## Your goal
Transcribe every record that appears below, exactly and in full.

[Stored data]
↓

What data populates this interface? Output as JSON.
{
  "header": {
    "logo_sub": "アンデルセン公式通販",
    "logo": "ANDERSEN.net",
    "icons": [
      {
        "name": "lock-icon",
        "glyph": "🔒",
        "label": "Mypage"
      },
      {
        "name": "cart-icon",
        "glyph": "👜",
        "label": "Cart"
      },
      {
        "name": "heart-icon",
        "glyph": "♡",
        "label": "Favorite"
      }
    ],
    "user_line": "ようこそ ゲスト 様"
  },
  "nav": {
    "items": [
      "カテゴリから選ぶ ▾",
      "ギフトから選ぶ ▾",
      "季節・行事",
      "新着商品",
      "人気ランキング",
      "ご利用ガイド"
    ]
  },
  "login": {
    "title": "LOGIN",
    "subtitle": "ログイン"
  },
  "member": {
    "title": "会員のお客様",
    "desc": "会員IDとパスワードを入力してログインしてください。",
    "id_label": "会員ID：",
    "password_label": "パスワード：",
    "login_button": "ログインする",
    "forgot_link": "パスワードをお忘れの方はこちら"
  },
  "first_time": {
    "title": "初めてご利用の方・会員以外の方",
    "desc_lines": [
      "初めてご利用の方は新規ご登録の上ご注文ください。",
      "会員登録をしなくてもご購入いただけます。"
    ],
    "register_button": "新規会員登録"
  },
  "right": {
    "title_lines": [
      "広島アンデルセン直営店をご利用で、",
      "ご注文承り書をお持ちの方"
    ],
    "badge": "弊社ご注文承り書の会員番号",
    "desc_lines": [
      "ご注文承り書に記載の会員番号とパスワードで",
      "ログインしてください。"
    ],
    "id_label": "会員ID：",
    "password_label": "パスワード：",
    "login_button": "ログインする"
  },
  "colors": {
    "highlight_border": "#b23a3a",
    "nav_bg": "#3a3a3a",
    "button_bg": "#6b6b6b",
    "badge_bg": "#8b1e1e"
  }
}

↑

## Output
What data populates this interface? Output as JSON.
{
  "header": {
    "logo_sub": "アンデルセン公式通販",
    "logo": "ANDERSEN.net",
    "icons": [
      {
        "name": "lock-icon",
        "glyph": "🔒",
        "label": "Mypage"
      },
      {
        "name": "cart-icon",
        "glyph": "👜",
        "label": "Cart"
      },
      {
        "name": "heart-icon",
        "glyph": "♡",
        "label": "Favorite"
      }
    ],
    "user_line": "ようこそ ゲスト 様"
  },
  "nav": {
    "items": [
      "カテゴリから選ぶ ▾",
      "ギフトから選ぶ ▾",
      "季節・行事",
      "新着商品",
      "人気ランキング",
      "ご利用ガイド"
    ]
  },
  "login": {
    "title": "LOGIN",
    "subtitle": "ログイン"
  },
  "member": {
    "title": "会員のお客様",
    "desc": "会員IDとパスワードを入力してログインしてください。",
    "id_label": "会員ID：",
    "password_label": "パスワード：",
    "login_button": "ログインする",
    "forgot_link": "パスワードをお忘れの方はこちら"
  },
  "first_time": {
    "title": "初めてご利用の方・会員以外の方",
    "desc_lines": [
      "初めてご利用の方は新規ご登録の上ご注文ください。",
      "会員登録をしなくてもご購入いただけます。"
    ],
    "register_button": "新規会員登録"
  },
  "right": {
    "title_lines": [
      "広島アンデルセン直営店をご利用で、",
      "ご注文承り書をお持ちの方"
    ],
    "badge": "弊社ご注文承り書の会員番号",
    "desc_lines": [
      "ご注文承り書に記載の会員番号とパスワードで",
      "ログインしてください。"
    ],
    "id_label": "会員ID：",
    "password_label": "パスワード：",
    "login_button": "ログインする"
  },
  "colors": {
    "highlight_border": "#b23a3a",
    "nav_bg": "#3a3a3a",
    "button_bg": "#6b6b6b",
    "badge_bg": "#8b1e1e"
  }
}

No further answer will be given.